§ **EXERCISE BRIEF**
Check each line of the data below for the word "จำนวน", then extract the ones that have it.

Data records
------------------------
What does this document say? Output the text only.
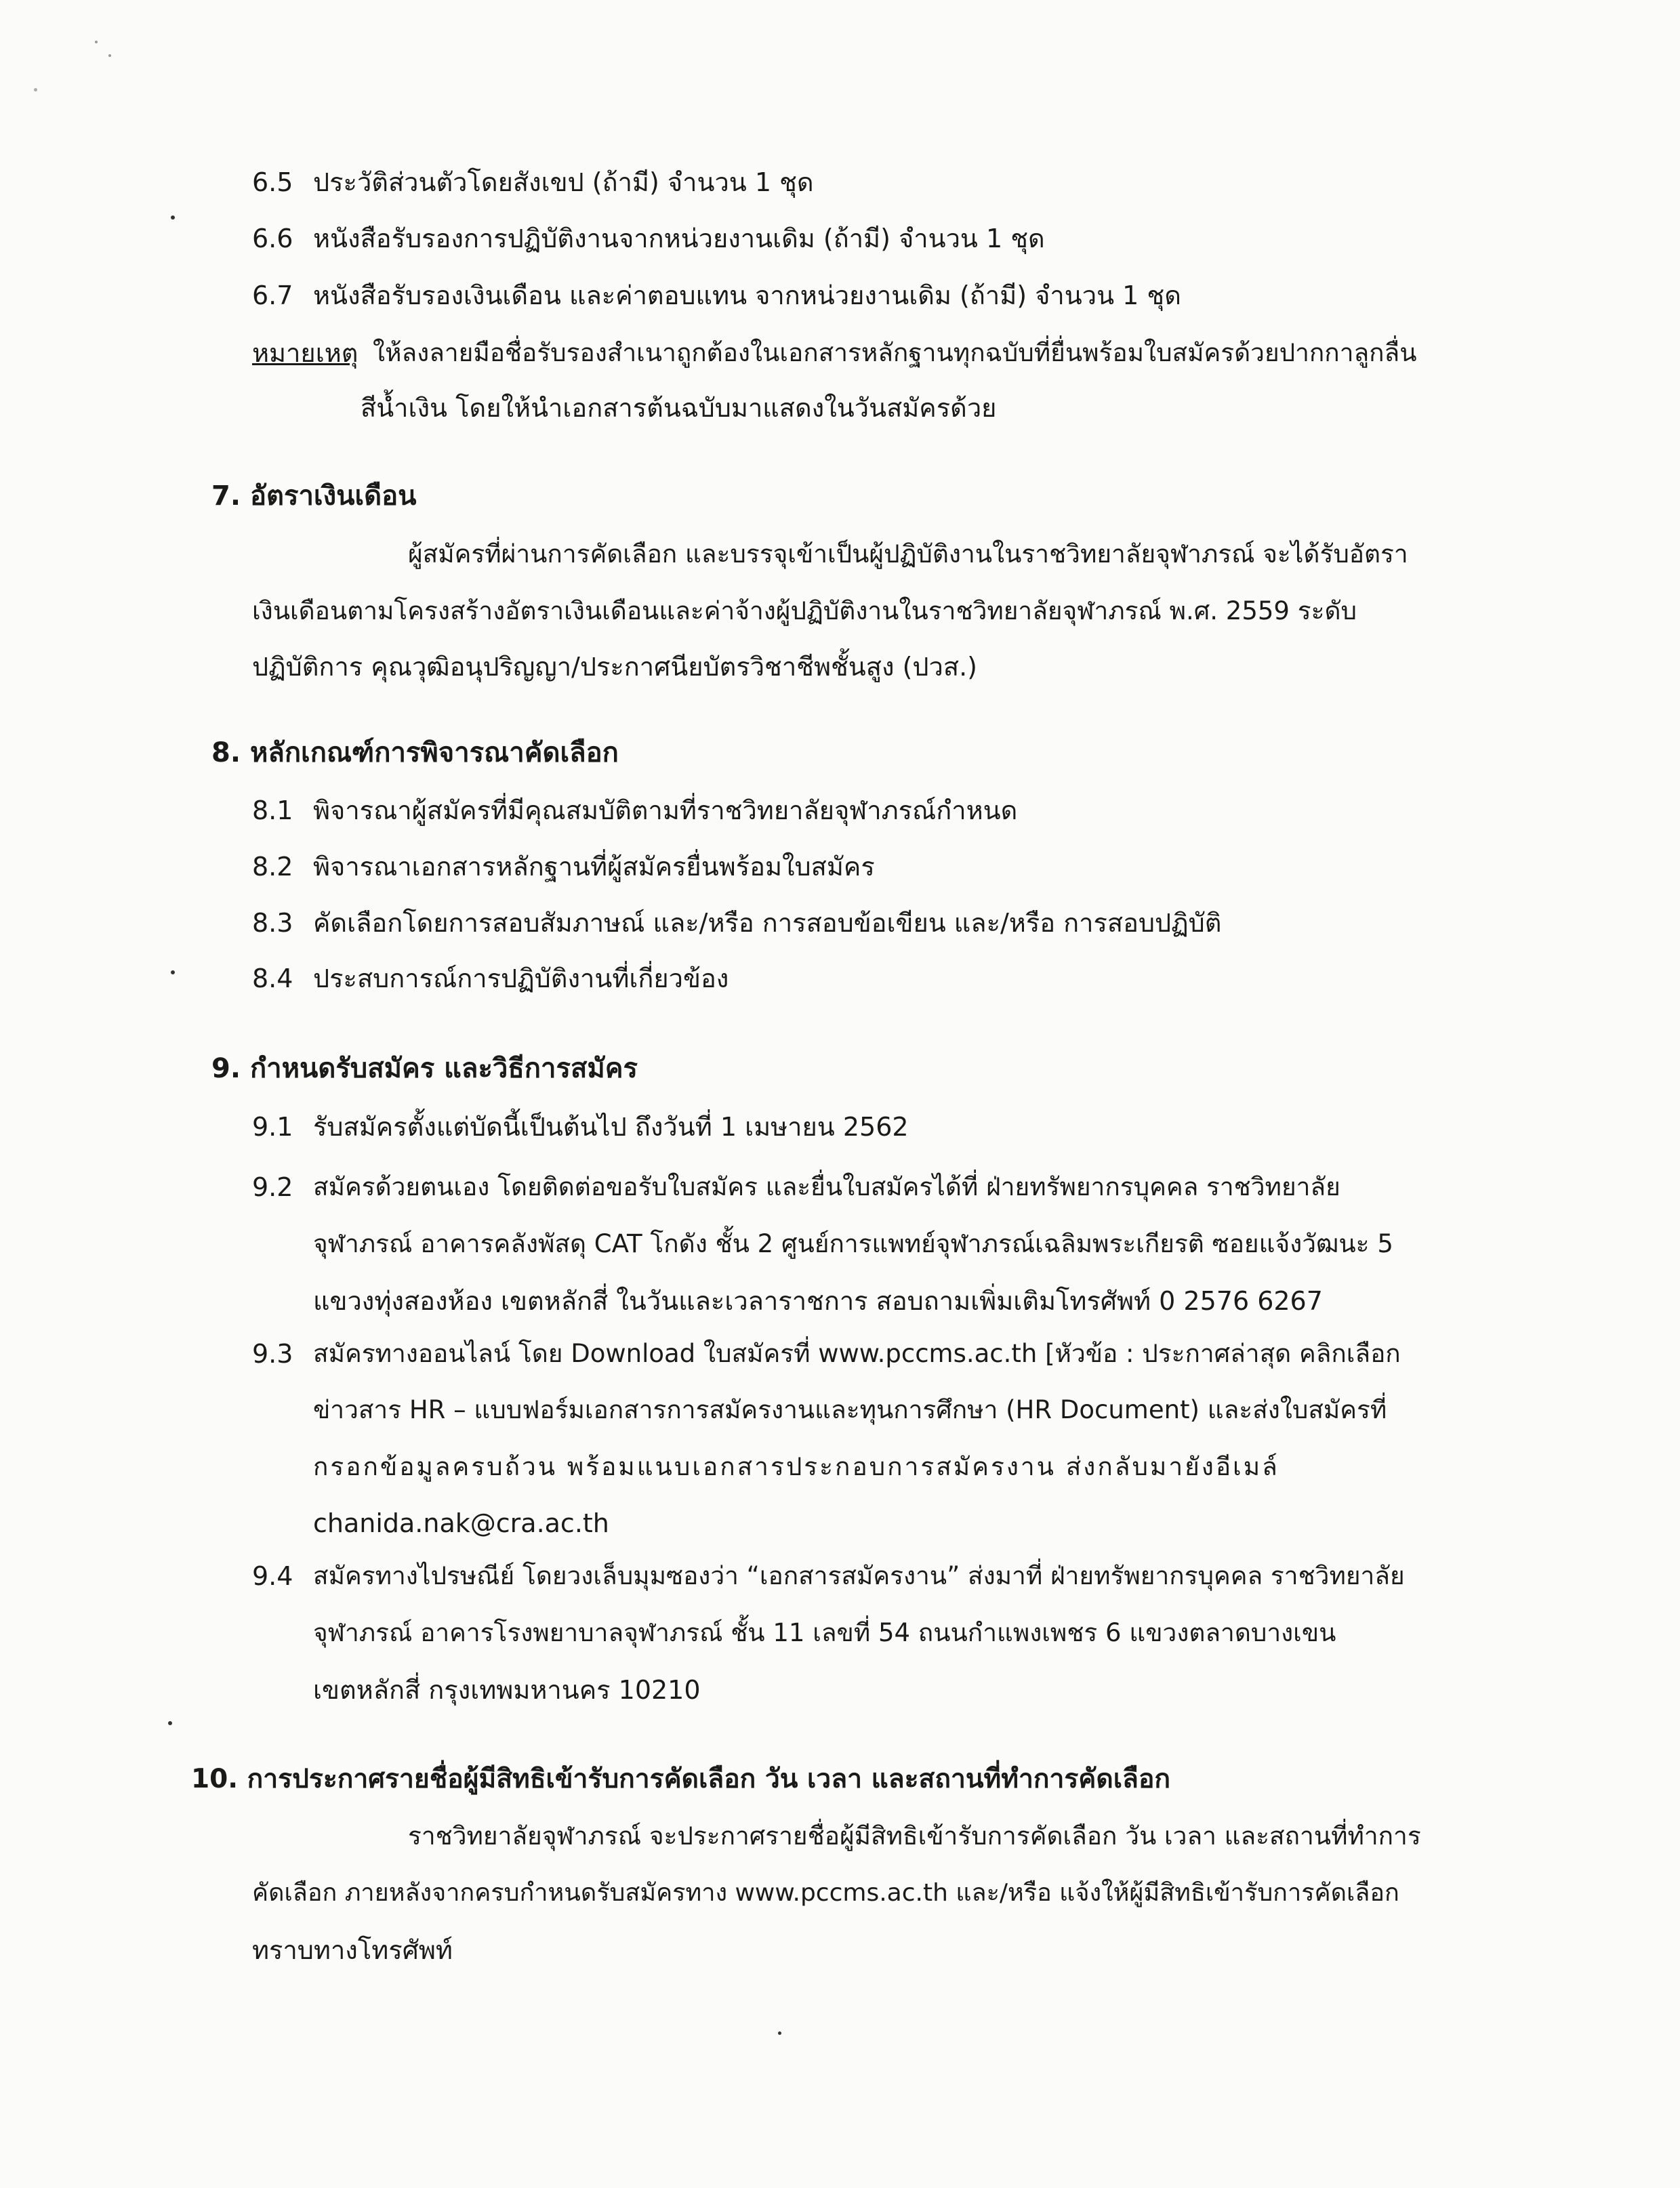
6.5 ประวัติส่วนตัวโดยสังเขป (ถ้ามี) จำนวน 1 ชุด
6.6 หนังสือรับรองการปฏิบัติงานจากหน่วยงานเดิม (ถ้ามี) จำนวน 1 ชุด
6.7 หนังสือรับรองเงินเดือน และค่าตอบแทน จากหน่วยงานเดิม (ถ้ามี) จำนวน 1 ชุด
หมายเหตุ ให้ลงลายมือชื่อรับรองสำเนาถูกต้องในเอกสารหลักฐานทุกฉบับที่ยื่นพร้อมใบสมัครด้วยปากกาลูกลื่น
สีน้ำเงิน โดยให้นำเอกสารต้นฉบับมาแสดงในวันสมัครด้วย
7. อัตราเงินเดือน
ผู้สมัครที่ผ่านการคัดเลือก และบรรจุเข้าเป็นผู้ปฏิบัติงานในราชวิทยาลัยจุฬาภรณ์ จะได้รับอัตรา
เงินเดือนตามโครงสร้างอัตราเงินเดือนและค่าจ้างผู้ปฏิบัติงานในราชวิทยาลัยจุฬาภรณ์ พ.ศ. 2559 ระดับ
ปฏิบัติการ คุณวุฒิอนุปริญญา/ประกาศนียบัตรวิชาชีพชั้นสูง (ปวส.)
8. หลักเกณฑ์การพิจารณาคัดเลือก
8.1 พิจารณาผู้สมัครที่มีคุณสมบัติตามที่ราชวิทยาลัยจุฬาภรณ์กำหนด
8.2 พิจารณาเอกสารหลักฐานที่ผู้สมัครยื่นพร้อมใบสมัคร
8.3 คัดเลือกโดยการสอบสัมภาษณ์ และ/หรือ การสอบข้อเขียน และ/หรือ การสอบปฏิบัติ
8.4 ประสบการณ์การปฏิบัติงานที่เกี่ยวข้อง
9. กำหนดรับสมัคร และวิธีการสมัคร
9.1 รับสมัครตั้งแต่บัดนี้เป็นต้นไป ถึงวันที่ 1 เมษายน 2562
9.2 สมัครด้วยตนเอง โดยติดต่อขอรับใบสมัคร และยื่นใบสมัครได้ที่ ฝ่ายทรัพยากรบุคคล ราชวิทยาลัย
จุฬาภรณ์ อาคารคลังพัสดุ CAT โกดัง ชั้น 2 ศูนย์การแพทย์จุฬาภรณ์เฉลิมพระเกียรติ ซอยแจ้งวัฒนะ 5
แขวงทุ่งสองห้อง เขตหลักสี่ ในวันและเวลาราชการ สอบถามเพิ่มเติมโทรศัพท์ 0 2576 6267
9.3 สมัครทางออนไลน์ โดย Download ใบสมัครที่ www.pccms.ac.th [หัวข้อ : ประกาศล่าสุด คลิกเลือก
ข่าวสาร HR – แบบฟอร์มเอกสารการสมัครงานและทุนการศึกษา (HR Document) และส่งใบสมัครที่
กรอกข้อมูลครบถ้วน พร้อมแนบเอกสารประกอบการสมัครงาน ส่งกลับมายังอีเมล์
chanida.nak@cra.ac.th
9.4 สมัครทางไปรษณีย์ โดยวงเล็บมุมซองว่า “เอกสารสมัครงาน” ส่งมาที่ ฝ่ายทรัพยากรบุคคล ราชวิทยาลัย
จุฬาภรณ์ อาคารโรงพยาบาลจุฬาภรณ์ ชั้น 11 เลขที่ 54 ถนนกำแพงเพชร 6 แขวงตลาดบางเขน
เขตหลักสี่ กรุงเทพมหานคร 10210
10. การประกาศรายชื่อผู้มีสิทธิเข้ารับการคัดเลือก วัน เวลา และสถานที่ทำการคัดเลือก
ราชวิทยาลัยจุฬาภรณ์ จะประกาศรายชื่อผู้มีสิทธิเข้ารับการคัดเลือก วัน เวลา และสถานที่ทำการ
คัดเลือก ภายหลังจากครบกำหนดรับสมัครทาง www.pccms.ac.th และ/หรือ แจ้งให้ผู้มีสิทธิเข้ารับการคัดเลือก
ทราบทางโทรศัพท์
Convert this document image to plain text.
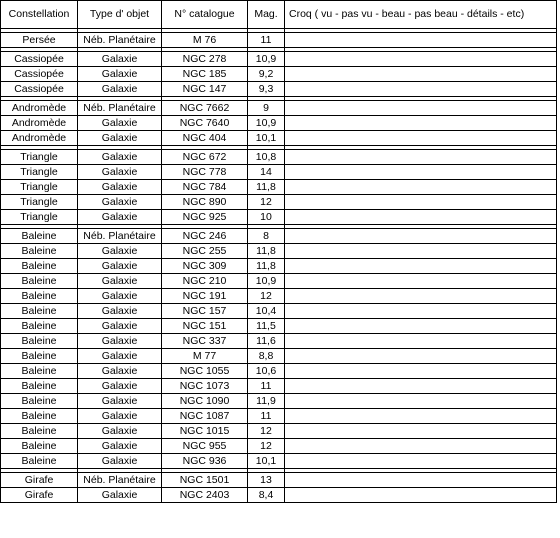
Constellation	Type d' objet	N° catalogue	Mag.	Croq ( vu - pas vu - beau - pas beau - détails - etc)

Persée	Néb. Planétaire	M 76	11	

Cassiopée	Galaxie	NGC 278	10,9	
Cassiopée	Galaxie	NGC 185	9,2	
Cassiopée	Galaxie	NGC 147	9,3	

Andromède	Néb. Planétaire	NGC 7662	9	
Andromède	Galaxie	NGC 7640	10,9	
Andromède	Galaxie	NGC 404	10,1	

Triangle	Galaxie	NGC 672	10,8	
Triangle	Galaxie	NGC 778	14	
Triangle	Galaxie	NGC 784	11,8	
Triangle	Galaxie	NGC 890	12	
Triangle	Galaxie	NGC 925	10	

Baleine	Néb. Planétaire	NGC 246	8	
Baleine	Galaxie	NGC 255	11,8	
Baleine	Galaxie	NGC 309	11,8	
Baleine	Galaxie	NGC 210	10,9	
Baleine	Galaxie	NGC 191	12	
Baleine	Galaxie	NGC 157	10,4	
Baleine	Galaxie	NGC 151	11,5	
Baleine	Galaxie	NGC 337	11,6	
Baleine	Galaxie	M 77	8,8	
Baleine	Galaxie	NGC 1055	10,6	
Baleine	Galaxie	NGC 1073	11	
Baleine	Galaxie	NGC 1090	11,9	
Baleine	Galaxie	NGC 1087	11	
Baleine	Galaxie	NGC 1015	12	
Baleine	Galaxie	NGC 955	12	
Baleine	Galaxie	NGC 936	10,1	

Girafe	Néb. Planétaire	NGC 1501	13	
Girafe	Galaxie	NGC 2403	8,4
------------------------
§ **EXPECTED ANSWER**
6.5 ประวัติส่วนตัวโดยสังเขป (ถ้ามี) จำนวน 1 ชุด
6.6 หนังสือรับรองการปฏิบัติงานจากหน่วยงานเดิม (ถ้ามี) จำนวน 1 ชุด
6.7 หนังสือรับรองเงินเดือน และค่าตอบแทน จากหน่วยงานเดิม (ถ้ามี) จำนวน 1 ชุด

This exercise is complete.